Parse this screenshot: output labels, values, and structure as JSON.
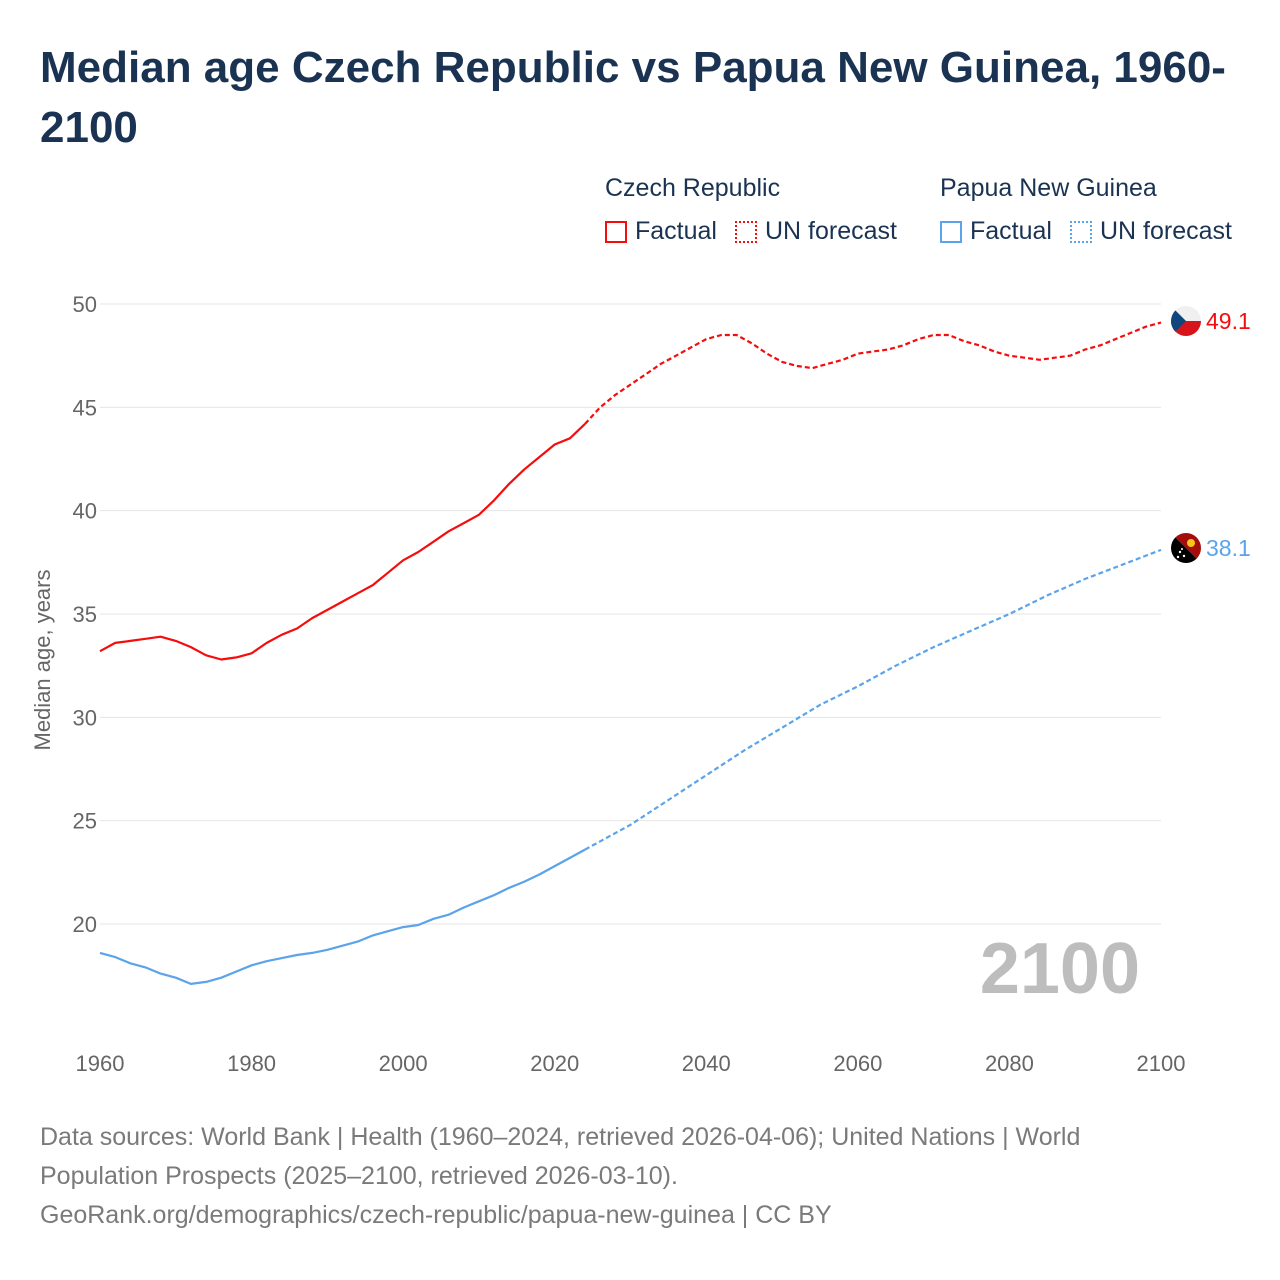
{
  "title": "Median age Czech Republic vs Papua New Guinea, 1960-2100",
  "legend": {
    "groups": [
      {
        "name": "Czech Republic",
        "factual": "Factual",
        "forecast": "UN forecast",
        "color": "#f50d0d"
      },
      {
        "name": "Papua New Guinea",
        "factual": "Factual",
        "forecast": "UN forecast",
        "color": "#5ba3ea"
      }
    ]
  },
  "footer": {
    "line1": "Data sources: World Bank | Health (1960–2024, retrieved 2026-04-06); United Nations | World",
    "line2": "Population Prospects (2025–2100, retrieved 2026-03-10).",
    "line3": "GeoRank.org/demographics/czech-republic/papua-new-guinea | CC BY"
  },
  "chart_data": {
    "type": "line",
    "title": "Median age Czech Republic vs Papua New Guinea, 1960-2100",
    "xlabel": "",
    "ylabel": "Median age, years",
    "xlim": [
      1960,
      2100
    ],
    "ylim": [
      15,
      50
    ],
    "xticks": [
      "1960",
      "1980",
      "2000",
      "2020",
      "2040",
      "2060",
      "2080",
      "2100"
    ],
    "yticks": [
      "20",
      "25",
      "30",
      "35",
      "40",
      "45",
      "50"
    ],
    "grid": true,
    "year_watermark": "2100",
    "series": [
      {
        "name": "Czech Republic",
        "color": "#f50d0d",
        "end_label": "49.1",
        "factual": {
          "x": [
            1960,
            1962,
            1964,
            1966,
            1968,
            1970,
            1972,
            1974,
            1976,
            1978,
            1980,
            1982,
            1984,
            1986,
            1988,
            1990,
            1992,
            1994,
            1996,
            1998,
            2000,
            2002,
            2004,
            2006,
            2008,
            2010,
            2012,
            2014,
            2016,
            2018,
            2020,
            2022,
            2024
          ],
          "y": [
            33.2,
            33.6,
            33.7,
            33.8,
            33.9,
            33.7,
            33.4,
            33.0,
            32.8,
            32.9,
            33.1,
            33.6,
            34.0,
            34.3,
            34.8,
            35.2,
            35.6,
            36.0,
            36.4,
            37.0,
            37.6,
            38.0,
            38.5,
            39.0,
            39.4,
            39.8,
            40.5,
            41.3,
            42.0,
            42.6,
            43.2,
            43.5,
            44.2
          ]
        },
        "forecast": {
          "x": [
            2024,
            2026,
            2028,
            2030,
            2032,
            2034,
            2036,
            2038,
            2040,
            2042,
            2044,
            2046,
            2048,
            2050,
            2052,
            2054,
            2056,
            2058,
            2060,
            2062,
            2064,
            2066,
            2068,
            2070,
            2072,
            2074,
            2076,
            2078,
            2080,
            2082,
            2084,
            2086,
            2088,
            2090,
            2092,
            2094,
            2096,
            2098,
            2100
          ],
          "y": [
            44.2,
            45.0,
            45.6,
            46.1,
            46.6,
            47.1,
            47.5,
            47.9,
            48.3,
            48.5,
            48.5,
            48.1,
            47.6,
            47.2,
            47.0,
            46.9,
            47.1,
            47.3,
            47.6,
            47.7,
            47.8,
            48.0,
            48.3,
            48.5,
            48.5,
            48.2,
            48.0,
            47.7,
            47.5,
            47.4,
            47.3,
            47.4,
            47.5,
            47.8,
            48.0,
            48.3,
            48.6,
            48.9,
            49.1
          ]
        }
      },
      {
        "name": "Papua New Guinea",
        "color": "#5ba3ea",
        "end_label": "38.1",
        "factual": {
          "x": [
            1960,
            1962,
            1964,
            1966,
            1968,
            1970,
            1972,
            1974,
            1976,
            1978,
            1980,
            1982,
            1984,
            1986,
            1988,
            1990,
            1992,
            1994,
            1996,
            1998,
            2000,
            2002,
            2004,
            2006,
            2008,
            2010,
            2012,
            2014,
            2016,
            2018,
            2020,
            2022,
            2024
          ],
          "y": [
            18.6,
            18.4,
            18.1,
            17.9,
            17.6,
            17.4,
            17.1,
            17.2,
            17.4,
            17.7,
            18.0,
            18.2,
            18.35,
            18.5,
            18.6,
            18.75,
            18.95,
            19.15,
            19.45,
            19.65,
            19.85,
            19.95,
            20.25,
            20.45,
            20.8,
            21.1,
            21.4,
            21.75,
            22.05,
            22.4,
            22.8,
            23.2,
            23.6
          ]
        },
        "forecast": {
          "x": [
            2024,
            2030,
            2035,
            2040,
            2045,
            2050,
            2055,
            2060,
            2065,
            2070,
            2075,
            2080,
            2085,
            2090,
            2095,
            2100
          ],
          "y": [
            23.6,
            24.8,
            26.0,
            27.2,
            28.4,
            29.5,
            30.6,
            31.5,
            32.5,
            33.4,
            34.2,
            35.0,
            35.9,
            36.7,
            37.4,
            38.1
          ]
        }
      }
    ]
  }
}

---------------

### EXERCISE
Pictures in the records above are left out; print everything else exactly as written.

### EXERCISE ANSWER
Parse this screenshot: output labels, values, and structure as JSON.
{
  "title": "Median age Czech Republic vs Papua New Guinea, 1960-2100",
  "legend": {
    "groups": [
      {
        "name": "Czech Republic",
        "factual": "Factual",
        "forecast": "UN forecast",
        "color": "#f50d0d"
      },
      {
        "name": "Papua New Guinea",
        "factual": "Factual",
        "forecast": "UN forecast",
        "color": "#5ba3ea"
      }
    ]
  },
  "footer": {
    "line1": "Data sources: World Bank | Health (1960–2024, retrieved 2026-04-06); United Nations | World",
    "line2": "Population Prospects (2025–2100, retrieved 2026-03-10).",
    "line3": "GeoRank.org/demographics/czech-republic/papua-new-guinea | CC BY"
  },
  "chart_data": {
    "type": "line",
    "title": "Median age Czech Republic vs Papua New Guinea, 1960-2100",
    "xlabel": "",
    "ylabel": "Median age, years",
    "xlim": [
      1960,
      2100
    ],
    "ylim": [
      15,
      50
    ],
    "xticks": [
      "1960",
      "1980",
      "2000",
      "2020",
      "2040",
      "2060",
      "2080",
      "2100"
    ],
    "yticks": [
      "20",
      "25",
      "30",
      "35",
      "40",
      "45",
      "50"
    ],
    "grid": true,
    "year_watermark": "2100",
    "series": [
      {
        "name": "Czech Republic",
        "color": "#f50d0d",
        "end_label": "49.1",
        "factual": {
          "x": [
            1960,
            1962,
            1964,
            1966,
            1968,
            1970,
            1972,
            1974,
            1976,
            1978,
            1980,
            1982,
            1984,
            1986,
            1988,
            1990,
            1992,
            1994,
            1996,
            1998,
            2000,
            2002,
            2004,
            2006,
            2008,
            2010,
            2012,
            2014,
            2016,
            2018,
            2020,
            2022,
            2024
          ],
          "y": [
            33.2,
            33.6,
            33.7,
            33.8,
            33.9,
            33.7,
            33.4,
            33.0,
            32.8,
            32.9,
            33.1,
            33.6,
            34.0,
            34.3,
            34.8,
            35.2,
            35.6,
            36.0,
            36.4,
            37.0,
            37.6,
            38.0,
            38.5,
            39.0,
            39.4,
            39.8,
            40.5,
            41.3,
            42.0,
            42.6,
            43.2,
            43.5,
            44.2
          ]
        },
        "forecast": {
          "x": [
            2024,
            2026,
            2028,
            2030,
            2032,
            2034,
            2036,
            2038,
            2040,
            2042,
            2044,
            2046,
            2048,
            2050,
            2052,
            2054,
            2056,
            2058,
            2060,
            2062,
            2064,
            2066,
            2068,
            2070,
            2072,
            2074,
            2076,
            2078,
            2080,
            2082,
            2084,
            2086,
            2088,
            2090,
            2092,
            2094,
            2096,
            2098,
            2100
          ],
          "y": [
            44.2,
            45.0,
            45.6,
            46.1,
            46.6,
            47.1,
            47.5,
            47.9,
            48.3,
            48.5,
            48.5,
            48.1,
            47.6,
            47.2,
            47.0,
            46.9,
            47.1,
            47.3,
            47.6,
            47.7,
            47.8,
            48.0,
            48.3,
            48.5,
            48.5,
            48.2,
            48.0,
            47.7,
            47.5,
            47.4,
            47.3,
            47.4,
            47.5,
            47.8,
            48.0,
            48.3,
            48.6,
            48.9,
            49.1
          ]
        }
      },
      {
        "name": "Papua New Guinea",
        "color": "#5ba3ea",
        "end_label": "38.1",
        "factual": {
          "x": [
            1960,
            1962,
            1964,
            1966,
            1968,
            1970,
            1972,
            1974,
            1976,
            1978,
            1980,
            1982,
            1984,
            1986,
            1988,
            1990,
            1992,
            1994,
            1996,
            1998,
            2000,
            2002,
            2004,
            2006,
            2008,
            2010,
            2012,
            2014,
            2016,
            2018,
            2020,
            2022,
            2024
          ],
          "y": [
            18.6,
            18.4,
            18.1,
            17.9,
            17.6,
            17.4,
            17.1,
            17.2,
            17.4,
            17.7,
            18.0,
            18.2,
            18.35,
            18.5,
            18.6,
            18.75,
            18.95,
            19.15,
            19.45,
            19.65,
            19.85,
            19.95,
            20.25,
            20.45,
            20.8,
            21.1,
            21.4,
            21.75,
            22.05,
            22.4,
            22.8,
            23.2,
            23.6
          ]
        },
        "forecast": {
          "x": [
            2024,
            2030,
            2035,
            2040,
            2045,
            2050,
            2055,
            2060,
            2065,
            2070,
            2075,
            2080,
            2085,
            2090,
            2095,
            2100
          ],
          "y": [
            23.6,
            24.8,
            26.0,
            27.2,
            28.4,
            29.5,
            30.6,
            31.5,
            32.5,
            33.4,
            34.2,
            35.0,
            35.9,
            36.7,
            37.4,
            38.1
          ]
        }
      }
    ]
  }
}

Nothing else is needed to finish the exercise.